* What to work on *
Copy each line holding the string "triangle".
Records for the task start
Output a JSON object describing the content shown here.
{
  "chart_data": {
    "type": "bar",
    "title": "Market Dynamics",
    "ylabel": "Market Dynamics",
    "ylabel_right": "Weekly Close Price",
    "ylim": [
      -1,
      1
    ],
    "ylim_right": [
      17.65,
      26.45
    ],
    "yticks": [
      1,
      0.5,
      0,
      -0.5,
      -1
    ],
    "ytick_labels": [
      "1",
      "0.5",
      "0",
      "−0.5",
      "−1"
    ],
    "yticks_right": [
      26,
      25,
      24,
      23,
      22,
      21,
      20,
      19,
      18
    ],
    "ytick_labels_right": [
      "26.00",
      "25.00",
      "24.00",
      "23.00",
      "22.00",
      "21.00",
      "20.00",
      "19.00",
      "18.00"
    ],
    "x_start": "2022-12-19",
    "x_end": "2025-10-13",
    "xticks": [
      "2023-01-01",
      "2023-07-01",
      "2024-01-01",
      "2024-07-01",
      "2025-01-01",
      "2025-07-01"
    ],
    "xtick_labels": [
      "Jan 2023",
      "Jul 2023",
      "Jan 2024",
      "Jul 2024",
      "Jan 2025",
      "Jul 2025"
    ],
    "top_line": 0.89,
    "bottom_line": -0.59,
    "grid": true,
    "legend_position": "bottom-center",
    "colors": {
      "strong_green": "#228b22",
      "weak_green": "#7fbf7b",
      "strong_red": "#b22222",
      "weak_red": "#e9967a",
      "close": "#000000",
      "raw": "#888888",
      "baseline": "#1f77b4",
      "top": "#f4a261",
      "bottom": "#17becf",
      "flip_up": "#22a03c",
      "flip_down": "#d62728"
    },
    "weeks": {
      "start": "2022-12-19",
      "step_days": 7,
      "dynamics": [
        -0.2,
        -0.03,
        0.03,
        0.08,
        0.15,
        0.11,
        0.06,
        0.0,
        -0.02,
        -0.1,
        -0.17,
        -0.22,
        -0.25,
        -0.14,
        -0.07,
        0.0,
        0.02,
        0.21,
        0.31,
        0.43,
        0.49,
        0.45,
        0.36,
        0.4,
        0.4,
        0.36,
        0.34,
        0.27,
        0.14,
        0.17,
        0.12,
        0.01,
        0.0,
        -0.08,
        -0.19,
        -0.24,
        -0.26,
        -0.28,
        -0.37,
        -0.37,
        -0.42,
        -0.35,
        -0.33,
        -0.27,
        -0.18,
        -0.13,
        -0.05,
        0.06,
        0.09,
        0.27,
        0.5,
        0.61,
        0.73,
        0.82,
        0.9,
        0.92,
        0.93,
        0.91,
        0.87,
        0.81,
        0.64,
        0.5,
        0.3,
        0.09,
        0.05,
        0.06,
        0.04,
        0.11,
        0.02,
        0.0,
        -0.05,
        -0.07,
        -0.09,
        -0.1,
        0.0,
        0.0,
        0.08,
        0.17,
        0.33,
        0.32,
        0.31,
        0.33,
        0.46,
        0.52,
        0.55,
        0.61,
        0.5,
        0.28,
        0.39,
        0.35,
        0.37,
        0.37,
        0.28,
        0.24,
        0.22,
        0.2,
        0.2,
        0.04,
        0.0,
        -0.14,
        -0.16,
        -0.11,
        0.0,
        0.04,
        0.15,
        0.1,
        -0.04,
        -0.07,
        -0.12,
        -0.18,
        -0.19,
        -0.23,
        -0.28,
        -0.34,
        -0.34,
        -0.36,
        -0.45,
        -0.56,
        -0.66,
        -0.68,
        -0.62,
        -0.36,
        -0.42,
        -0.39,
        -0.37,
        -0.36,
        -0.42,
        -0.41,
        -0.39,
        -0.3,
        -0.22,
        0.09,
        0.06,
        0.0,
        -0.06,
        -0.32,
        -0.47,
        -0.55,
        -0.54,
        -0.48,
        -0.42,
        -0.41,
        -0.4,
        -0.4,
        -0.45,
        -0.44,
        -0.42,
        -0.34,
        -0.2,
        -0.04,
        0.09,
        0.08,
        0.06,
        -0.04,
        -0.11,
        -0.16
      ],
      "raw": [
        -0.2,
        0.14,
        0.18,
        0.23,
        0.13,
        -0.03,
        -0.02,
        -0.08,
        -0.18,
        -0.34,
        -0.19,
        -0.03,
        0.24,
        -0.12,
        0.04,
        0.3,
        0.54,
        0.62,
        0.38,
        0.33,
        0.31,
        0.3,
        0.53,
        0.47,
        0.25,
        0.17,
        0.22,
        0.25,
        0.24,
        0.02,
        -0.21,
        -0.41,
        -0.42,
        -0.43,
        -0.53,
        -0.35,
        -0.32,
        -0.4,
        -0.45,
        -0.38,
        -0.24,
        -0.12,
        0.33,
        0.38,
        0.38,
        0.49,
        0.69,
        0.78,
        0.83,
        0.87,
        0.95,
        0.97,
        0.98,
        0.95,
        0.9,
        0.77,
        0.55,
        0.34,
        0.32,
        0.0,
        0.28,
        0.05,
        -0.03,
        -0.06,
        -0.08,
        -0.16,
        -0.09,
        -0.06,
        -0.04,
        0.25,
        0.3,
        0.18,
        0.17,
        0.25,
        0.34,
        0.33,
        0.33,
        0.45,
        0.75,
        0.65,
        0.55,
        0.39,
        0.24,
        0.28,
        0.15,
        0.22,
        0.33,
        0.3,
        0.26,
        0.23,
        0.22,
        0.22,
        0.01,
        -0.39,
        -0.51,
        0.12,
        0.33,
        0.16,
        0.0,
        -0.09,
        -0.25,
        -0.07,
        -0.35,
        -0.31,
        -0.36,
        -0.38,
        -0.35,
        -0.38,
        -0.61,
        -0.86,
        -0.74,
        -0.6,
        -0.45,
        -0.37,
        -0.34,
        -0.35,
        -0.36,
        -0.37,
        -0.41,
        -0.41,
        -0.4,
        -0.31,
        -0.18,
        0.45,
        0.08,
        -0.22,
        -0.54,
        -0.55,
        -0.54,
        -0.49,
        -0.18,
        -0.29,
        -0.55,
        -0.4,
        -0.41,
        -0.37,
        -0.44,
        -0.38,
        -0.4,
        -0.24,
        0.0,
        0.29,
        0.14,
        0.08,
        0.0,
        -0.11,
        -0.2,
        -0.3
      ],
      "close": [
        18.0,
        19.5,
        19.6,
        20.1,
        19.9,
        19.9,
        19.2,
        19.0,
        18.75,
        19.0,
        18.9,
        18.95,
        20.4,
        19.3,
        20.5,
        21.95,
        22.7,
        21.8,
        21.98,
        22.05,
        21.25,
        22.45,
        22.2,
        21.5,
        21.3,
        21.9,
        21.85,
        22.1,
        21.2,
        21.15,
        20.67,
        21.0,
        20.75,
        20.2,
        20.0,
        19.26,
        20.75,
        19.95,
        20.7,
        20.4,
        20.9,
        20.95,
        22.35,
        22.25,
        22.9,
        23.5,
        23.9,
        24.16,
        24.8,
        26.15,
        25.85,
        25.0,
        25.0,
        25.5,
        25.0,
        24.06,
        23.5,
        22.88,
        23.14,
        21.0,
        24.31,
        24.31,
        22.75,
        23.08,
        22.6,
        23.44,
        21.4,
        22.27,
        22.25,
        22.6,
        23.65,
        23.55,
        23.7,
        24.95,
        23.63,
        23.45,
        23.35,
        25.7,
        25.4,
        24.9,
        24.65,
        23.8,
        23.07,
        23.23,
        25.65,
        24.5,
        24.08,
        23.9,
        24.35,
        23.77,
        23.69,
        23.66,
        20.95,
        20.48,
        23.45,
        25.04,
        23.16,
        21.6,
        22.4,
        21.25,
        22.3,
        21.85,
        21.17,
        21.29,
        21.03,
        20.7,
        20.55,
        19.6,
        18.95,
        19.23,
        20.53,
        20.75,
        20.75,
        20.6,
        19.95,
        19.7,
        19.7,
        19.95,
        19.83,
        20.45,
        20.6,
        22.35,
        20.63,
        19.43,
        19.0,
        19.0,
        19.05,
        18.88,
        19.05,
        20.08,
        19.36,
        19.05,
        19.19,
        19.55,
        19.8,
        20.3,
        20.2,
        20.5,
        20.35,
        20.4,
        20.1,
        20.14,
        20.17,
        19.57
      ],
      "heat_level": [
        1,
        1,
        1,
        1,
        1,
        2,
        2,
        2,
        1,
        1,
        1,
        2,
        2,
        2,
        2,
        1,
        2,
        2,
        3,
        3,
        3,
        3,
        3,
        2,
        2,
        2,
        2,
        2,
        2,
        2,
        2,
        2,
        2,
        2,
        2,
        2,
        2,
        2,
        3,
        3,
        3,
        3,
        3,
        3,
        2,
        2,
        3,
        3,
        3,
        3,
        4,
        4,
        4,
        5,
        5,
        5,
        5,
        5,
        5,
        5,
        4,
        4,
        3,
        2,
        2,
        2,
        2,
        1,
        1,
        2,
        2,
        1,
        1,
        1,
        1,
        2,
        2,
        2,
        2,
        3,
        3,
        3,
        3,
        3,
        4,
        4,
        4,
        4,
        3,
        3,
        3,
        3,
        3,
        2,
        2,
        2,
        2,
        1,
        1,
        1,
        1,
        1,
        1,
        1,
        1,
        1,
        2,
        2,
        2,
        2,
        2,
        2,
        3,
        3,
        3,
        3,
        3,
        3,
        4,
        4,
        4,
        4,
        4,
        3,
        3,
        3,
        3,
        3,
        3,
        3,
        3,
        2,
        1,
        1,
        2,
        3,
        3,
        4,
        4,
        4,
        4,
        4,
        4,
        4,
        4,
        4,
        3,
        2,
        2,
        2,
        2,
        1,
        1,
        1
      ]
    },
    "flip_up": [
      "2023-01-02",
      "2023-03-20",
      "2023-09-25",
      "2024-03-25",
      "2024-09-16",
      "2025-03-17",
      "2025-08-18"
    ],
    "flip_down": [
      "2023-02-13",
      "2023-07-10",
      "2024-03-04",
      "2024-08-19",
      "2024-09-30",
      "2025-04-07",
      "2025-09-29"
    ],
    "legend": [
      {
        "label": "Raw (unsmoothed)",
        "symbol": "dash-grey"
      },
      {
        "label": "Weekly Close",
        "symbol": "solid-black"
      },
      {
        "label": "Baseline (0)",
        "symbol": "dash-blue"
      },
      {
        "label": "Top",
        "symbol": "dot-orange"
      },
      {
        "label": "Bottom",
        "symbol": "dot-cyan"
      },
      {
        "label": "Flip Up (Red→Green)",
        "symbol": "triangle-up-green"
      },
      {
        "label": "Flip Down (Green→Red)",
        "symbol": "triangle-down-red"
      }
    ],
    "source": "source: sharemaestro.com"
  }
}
Records for the task end
* Response *
        "symbol": "triangle-up-green"
        "symbol": "triangle-down-red"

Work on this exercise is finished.